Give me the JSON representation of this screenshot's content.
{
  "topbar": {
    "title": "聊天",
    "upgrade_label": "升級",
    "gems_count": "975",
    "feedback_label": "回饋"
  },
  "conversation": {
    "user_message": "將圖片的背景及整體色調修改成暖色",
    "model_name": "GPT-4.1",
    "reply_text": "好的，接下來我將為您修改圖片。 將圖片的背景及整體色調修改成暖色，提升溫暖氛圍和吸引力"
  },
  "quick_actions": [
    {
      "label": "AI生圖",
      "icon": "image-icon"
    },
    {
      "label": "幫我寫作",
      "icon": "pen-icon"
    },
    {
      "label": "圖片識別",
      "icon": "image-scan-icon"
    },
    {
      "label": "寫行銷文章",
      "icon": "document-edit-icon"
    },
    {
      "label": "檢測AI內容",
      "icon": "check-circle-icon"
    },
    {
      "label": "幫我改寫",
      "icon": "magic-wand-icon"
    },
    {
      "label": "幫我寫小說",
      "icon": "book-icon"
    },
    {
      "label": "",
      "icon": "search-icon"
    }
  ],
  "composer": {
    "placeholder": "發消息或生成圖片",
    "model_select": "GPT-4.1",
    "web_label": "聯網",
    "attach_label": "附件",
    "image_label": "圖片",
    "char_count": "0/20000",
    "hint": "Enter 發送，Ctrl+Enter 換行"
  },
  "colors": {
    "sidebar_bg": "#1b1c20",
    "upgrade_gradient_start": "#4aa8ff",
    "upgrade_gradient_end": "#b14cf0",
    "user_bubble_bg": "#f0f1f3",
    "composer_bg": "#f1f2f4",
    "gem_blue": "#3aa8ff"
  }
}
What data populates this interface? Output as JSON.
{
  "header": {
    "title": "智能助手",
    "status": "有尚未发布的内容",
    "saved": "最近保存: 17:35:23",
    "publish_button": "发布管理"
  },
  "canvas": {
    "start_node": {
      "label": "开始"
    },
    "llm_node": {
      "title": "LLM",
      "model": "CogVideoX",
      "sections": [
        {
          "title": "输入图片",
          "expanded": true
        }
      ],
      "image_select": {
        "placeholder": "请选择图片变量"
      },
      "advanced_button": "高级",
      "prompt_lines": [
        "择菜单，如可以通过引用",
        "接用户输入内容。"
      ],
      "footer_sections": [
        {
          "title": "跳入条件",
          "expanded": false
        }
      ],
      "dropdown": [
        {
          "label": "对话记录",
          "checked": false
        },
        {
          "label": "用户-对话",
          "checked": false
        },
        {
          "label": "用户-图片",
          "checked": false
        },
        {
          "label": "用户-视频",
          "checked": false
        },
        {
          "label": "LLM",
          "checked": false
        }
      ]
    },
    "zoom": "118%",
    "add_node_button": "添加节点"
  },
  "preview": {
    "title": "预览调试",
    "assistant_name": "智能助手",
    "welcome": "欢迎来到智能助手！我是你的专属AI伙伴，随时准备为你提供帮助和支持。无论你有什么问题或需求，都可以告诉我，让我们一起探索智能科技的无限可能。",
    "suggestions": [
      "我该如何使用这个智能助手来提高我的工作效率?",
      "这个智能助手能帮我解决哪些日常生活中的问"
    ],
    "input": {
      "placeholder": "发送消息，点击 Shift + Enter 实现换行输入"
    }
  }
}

Instructions to follow: Copy each line above containing the string "placeholder".

Response:
    "placeholder": "發消息或生成圖片",
        "placeholder": "请选择图片变量"
      "placeholder": "发送消息，点击 Shift + Enter 实现换行输入"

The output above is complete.